WHAT IS REQUIRED:
In the listing that follows, count the lines holding the word "Sherwin" and report only that number.

DATA SECTION:
::::::::

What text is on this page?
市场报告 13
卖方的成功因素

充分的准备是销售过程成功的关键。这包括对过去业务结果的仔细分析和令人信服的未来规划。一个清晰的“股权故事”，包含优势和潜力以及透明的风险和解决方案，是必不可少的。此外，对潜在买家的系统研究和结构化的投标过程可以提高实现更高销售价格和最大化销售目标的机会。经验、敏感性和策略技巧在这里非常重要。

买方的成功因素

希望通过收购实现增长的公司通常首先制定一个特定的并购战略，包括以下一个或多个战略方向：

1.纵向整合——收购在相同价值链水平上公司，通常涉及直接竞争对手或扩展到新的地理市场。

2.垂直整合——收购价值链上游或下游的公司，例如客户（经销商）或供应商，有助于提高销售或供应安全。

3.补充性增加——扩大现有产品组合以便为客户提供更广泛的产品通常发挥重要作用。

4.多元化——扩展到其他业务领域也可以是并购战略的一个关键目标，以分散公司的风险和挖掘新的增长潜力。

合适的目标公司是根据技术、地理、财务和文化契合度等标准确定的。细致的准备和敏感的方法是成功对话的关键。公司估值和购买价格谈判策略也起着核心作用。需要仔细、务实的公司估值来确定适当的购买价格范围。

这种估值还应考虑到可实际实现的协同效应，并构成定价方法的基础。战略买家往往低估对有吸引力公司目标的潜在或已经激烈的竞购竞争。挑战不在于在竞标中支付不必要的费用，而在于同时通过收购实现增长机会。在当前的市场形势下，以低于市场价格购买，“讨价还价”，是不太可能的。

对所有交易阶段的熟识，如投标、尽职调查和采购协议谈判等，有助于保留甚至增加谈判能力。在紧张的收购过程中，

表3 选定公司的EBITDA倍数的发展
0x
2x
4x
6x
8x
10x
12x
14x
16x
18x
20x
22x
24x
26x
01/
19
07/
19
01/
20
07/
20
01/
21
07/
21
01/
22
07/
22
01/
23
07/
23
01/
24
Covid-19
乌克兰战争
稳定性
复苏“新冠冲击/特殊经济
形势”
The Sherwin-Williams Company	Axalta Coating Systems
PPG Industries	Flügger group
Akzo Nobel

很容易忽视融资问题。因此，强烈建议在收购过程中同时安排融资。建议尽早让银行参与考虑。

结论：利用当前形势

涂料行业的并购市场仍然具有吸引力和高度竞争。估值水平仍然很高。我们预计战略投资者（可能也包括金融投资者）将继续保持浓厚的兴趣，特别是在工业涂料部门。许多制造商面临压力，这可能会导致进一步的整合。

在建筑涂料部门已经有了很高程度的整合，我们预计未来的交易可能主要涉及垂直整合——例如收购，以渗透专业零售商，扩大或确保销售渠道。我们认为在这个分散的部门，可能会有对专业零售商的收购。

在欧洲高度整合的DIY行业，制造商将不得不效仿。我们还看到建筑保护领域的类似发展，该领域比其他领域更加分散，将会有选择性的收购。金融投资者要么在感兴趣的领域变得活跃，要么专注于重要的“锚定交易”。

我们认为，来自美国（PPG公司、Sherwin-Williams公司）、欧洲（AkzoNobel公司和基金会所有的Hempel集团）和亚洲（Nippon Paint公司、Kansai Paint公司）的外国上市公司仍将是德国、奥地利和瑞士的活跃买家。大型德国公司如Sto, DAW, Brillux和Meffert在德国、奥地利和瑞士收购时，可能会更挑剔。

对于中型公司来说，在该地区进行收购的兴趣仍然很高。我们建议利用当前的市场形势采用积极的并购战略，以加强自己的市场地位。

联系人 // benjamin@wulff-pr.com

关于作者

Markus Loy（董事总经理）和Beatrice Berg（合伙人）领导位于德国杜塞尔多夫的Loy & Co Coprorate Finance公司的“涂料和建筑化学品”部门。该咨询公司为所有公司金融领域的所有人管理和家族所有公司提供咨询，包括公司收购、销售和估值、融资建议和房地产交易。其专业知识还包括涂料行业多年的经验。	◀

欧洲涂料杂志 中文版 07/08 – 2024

::::::::

TASK SOLUTION:
2